▶ Passage shown:
§ §

According to committee aides, the spending panel has yet to appropriate funds for impact aid and rehabilitation services for the handicapped because the Congress has not authorized those expenditures yet. In fiscal 1983, those programs received a total of $1.58 billion.

The committee’s bill also did not appropriate funds for the yet-unauthorized mathematics-and-science initiative that is widely expected to be approved by Congress in the next few weeks.

The House version of that bill would cost the government $400 million in the next fiscal year.

If the committee decides to keep the impact-aid and rehabilitation programs funded at the same level as they are now and to fully fund the math-and-science program in fiscal 1984, which begins on Oct. 1, total education spending would be set at approximately $14.2 billion.

That amount would represent a $1.1-billion decrease from the department’s fiscal 1983 appropriation of $15.3 billion. It would also fall $1.9 billion below the $16.1-billion spending mark for education set by the Congress when it approved its first concurrent budget resolution in June.

§ §

▶ Data provided:
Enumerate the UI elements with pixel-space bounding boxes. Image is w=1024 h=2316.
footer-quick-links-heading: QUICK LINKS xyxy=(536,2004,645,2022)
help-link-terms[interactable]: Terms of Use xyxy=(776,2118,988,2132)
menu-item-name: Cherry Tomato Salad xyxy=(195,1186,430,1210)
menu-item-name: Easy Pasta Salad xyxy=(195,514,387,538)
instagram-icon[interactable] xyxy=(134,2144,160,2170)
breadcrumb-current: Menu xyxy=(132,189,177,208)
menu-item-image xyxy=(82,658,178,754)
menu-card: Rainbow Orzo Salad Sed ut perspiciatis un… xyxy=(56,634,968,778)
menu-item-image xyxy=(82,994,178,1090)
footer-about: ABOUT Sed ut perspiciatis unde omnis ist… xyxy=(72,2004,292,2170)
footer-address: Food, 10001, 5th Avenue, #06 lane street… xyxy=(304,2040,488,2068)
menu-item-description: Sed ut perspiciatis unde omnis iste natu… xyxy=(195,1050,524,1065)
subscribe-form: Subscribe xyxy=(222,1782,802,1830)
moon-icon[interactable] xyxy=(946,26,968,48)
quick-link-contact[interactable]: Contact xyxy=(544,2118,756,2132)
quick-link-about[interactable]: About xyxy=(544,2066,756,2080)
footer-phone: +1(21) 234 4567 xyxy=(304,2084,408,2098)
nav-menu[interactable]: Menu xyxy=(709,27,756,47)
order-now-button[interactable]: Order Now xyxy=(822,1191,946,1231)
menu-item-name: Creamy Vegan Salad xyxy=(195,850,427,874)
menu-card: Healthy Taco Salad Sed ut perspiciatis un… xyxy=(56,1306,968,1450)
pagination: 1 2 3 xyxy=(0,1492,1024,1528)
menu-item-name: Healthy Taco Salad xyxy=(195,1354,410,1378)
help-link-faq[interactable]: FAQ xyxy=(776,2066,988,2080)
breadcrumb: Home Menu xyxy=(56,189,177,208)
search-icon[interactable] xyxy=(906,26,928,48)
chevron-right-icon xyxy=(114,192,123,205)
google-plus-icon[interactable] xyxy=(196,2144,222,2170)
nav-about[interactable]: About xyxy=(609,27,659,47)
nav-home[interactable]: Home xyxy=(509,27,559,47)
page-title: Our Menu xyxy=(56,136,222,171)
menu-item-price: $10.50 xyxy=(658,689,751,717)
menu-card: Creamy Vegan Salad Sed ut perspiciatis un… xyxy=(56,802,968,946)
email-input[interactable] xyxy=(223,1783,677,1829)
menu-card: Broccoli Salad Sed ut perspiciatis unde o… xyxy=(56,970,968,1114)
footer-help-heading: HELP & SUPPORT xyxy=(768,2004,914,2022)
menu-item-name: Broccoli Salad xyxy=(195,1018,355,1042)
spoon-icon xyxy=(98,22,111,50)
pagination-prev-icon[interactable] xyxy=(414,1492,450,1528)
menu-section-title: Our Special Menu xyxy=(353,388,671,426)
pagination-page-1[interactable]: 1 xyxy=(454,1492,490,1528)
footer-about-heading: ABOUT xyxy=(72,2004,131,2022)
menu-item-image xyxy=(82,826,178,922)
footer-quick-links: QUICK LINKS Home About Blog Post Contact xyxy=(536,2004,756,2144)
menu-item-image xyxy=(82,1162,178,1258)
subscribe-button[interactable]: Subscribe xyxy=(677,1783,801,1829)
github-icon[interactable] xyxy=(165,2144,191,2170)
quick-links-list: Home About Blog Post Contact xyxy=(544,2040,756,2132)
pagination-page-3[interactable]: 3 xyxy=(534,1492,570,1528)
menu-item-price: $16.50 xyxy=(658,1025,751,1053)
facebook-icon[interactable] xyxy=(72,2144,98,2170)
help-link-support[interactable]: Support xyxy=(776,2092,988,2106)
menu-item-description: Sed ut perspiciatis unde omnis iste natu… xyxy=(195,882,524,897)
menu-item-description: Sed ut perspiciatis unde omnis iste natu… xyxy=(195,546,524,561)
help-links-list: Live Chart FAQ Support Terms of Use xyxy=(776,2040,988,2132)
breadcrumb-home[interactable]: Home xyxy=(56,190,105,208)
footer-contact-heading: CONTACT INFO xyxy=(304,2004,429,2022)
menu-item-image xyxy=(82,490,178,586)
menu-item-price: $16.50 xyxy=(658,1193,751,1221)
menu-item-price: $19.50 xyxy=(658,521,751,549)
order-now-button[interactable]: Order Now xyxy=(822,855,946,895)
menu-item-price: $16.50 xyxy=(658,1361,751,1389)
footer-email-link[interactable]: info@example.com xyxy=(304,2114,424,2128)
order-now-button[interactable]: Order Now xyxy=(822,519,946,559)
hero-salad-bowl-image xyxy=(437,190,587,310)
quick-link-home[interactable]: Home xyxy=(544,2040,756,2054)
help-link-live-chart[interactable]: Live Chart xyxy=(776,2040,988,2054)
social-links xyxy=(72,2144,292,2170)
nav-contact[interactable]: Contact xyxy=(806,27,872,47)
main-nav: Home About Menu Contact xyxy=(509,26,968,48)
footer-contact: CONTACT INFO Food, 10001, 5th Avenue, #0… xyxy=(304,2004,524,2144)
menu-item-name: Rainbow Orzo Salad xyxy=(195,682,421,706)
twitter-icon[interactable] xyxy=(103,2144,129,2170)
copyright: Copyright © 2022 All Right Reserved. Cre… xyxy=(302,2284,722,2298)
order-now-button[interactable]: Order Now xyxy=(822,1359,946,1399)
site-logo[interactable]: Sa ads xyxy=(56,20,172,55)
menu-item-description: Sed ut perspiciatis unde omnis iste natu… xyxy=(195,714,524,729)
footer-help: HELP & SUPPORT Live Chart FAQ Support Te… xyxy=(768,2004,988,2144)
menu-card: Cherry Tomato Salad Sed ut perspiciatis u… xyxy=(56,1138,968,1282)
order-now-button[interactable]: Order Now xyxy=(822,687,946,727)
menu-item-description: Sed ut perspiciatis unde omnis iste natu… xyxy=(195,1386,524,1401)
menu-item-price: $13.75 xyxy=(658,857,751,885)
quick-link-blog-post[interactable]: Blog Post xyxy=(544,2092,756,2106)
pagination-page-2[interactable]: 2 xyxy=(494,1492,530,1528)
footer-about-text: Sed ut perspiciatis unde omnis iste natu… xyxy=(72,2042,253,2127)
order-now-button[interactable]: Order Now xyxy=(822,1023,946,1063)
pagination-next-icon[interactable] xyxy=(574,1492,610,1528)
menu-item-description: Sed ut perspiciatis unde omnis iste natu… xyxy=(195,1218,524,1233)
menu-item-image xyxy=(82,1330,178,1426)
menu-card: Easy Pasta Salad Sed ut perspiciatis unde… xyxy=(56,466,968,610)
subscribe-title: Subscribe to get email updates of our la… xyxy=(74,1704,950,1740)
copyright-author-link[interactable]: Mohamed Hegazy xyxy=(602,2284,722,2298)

§ §

From the education spending passage above, repeat verbatim everything between "According to committee" and "next few weeks.", inclusive.

▶ Result of the task:
According to committee aides, the spending panel has yet to appropriate funds for impact aid and rehabilitation services for the handicapped because the Congress has not authorized those expenditures yet. In fiscal 1983, those programs received a total of $1.58 billion.

The committee’s bill also did not appropriate funds for the yet-unauthorized mathematics-and-science initiative that is widely expected to be approved by Congress in the next few weeks.